» GIVEN REQUEST
Below is a block of records: output all of them exactly and leave out the pictures.

» Stored data
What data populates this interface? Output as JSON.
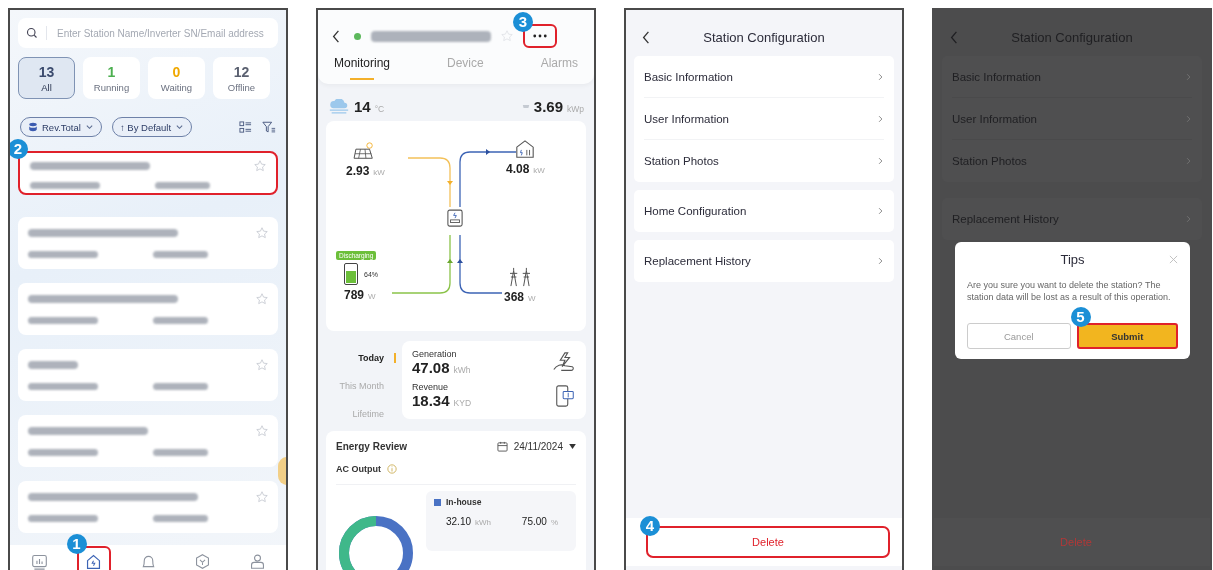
{
  "station_list": {
    "search": {
      "placeholder": "Enter Station Name/Inverter SN/Email address"
    },
    "status_tabs": [
      {
        "count": "13",
        "label": "All",
        "selected": true,
        "color": "#3b4b6e"
      },
      {
        "count": "1",
        "label": "Running",
        "selected": false,
        "color": "#4caf50"
      },
      {
        "count": "0",
        "label": "Waiting",
        "selected": false,
        "color": "#f0a800"
      },
      {
        "count": "12",
        "label": "Offline",
        "selected": false,
        "color": "#5a6070"
      }
    ],
    "filters": [
      {
        "label": "Rev.Total",
        "kind": "metric"
      },
      {
        "label": "↑ By Default",
        "kind": "sort"
      }
    ],
    "stations": [
      {
        "starred": false,
        "callout": "2"
      },
      {
        "starred": false
      },
      {
        "starred": false
      },
      {
        "starred": false
      },
      {
        "starred": false
      },
      {
        "starred": false
      }
    ],
    "nav": [
      {
        "kind": "chart",
        "selected": false
      },
      {
        "kind": "home",
        "selected": true,
        "callout": "1"
      },
      {
        "kind": "bell",
        "selected": false
      },
      {
        "kind": "cube",
        "selected": false
      },
      {
        "kind": "user",
        "selected": false
      }
    ]
  },
  "station_detail": {
    "header": {
      "color": "#5cb85c",
      "starred": false,
      "more_callout": "3"
    },
    "tabs": [
      {
        "label": "Monitoring",
        "selected": true
      },
      {
        "label": "Device",
        "selected": false
      },
      {
        "label": "Alarms",
        "selected": false
      }
    ],
    "weather": {
      "temperature": "14",
      "unit": "°C"
    },
    "capacity": {
      "value": "3.69",
      "unit": "kWp"
    },
    "flow": {
      "pv": {
        "value": "2.93",
        "unit": "kW"
      },
      "load": {
        "value": "4.08",
        "unit": "kW"
      },
      "battery": {
        "status": "Discharging",
        "soc": "64%",
        "level": 0.64,
        "value": "789",
        "unit": "W"
      },
      "grid": {
        "value": "368",
        "unit": "W"
      }
    },
    "periods": [
      {
        "label": "Today",
        "selected": true
      },
      {
        "label": "This Month",
        "selected": false
      },
      {
        "label": "Lifetime",
        "selected": false
      }
    ],
    "summary": [
      {
        "kind": "generation",
        "label": "Generation",
        "value": "47.08",
        "unit": "kWh"
      },
      {
        "kind": "revenue",
        "label": "Revenue",
        "value": "18.34",
        "unit": "KYD"
      }
    ],
    "energy_review": {
      "title": "Energy Review",
      "date": "24/11/2024",
      "metric": "AC Output",
      "legend": [
        {
          "label": "In-house",
          "color": "#4a72c4",
          "value": "32.10",
          "unit": "kWh",
          "share": "75.00",
          "share_unit": "%"
        }
      ]
    }
  },
  "station_configuration": {
    "title": "Station Configuration",
    "groups": [
      {
        "items": [
          {
            "label": "Basic Information"
          },
          {
            "label": "User Information"
          },
          {
            "label": "Station Photos"
          }
        ]
      },
      {
        "items": [
          {
            "label": "Home Configuration"
          }
        ]
      },
      {
        "items": [
          {
            "label": "Replacement History"
          }
        ]
      }
    ],
    "delete": {
      "label": "Delete",
      "callout": "4"
    }
  },
  "delete_confirmation": {
    "title": "Station Configuration",
    "groups": [
      {
        "items": [
          {
            "label": "Basic Information"
          },
          {
            "label": "User Information"
          },
          {
            "label": "Station Photos"
          }
        ]
      },
      {
        "items": [
          {
            "label": "Replacement History"
          }
        ]
      }
    ],
    "delete": {
      "label": "Delete"
    },
    "dialog": {
      "title": "Tips",
      "message": "Are you sure you want to delete the station? The station data will be lost as a result of this operation.",
      "buttons": [
        {
          "label": "Cancel",
          "kind": "secondary"
        },
        {
          "label": "Submit",
          "kind": "primary",
          "callout": "5"
        }
      ]
    }
  }
}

» FINAL ANSWER
What data populates this interface? Output as JSON.
{
  "station_list": {
    "search": {
      "placeholder": "Enter Station Name/Inverter SN/Email address"
    },
    "status_tabs": [
      {
        "count": "13",
        "label": "All",
        "selected": true,
        "color": "#3b4b6e"
      },
      {
        "count": "1",
        "label": "Running",
        "selected": false,
        "color": "#4caf50"
      },
      {
        "count": "0",
        "label": "Waiting",
        "selected": false,
        "color": "#f0a800"
      },
      {
        "count": "12",
        "label": "Offline",
        "selected": false,
        "color": "#5a6070"
      }
    ],
    "filters": [
      {
        "label": "Rev.Total",
        "kind": "metric"
      },
      {
        "label": "↑ By Default",
        "kind": "sort"
      }
    ],
    "stations": [
      {
        "starred": false,
        "callout": "2"
      },
      {
        "starred": false
      },
      {
        "starred": false
      },
      {
        "starred": false
      },
      {
        "starred": false
      },
      {
        "starred": false
      }
    ],
    "nav": [
      {
        "kind": "chart",
        "selected": false
      },
      {
        "kind": "home",
        "selected": true,
        "callout": "1"
      },
      {
        "kind": "bell",
        "selected": false
      },
      {
        "kind": "cube",
        "selected": false
      },
      {
        "kind": "user",
        "selected": false
      }
    ]
  },
  "station_detail": {
    "header": {
      "color": "#5cb85c",
      "starred": false,
      "more_callout": "3"
    },
    "tabs": [
      {
        "label": "Monitoring",
        "selected": true
      },
      {
        "label": "Device",
        "selected": false
      },
      {
        "label": "Alarms",
        "selected": false
      }
    ],
    "weather": {
      "temperature": "14",
      "unit": "°C"
    },
    "capacity": {
      "value": "3.69",
      "unit": "kWp"
    },
    "flow": {
      "pv": {
        "value": "2.93",
        "unit": "kW"
      },
      "load": {
        "value": "4.08",
        "unit": "kW"
      },
      "battery": {
        "status": "Discharging",
        "soc": "64%",
        "level": 0.64,
        "value": "789",
        "unit": "W"
      },
      "grid": {
        "value": "368",
        "unit": "W"
      }
    },
    "periods": [
      {
        "label": "Today",
        "selected": true
      },
      {
        "label": "This Month",
        "selected": false
      },
      {
        "label": "Lifetime",
        "selected": false
      }
    ],
    "summary": [
      {
        "kind": "generation",
        "label": "Generation",
        "value": "47.08",
        "unit": "kWh"
      },
      {
        "kind": "revenue",
        "label": "Revenue",
        "value": "18.34",
        "unit": "KYD"
      }
    ],
    "energy_review": {
      "title": "Energy Review",
      "date": "24/11/2024",
      "metric": "AC Output",
      "legend": [
        {
          "label": "In-house",
          "color": "#4a72c4",
          "value": "32.10",
          "unit": "kWh",
          "share": "75.00",
          "share_unit": "%"
        }
      ]
    }
  },
  "station_configuration": {
    "title": "Station Configuration",
    "groups": [
      {
        "items": [
          {
            "label": "Basic Information"
          },
          {
            "label": "User Information"
          },
          {
            "label": "Station Photos"
          }
        ]
      },
      {
        "items": [
          {
            "label": "Home Configuration"
          }
        ]
      },
      {
        "items": [
          {
            "label": "Replacement History"
          }
        ]
      }
    ],
    "delete": {
      "label": "Delete",
      "callout": "4"
    }
  },
  "delete_confirmation": {
    "title": "Station Configuration",
    "groups": [
      {
        "items": [
          {
            "label": "Basic Information"
          },
          {
            "label": "User Information"
          },
          {
            "label": "Station Photos"
          }
        ]
      },
      {
        "items": [
          {
            "label": "Replacement History"
          }
        ]
      }
    ],
    "delete": {
      "label": "Delete"
    },
    "dialog": {
      "title": "Tips",
      "message": "Are you sure you want to delete the station? The station data will be lost as a result of this operation.",
      "buttons": [
        {
          "label": "Cancel",
          "kind": "secondary"
        },
        {
          "label": "Submit",
          "kind": "primary",
          "callout": "5"
        }
      ]
    }
  }
}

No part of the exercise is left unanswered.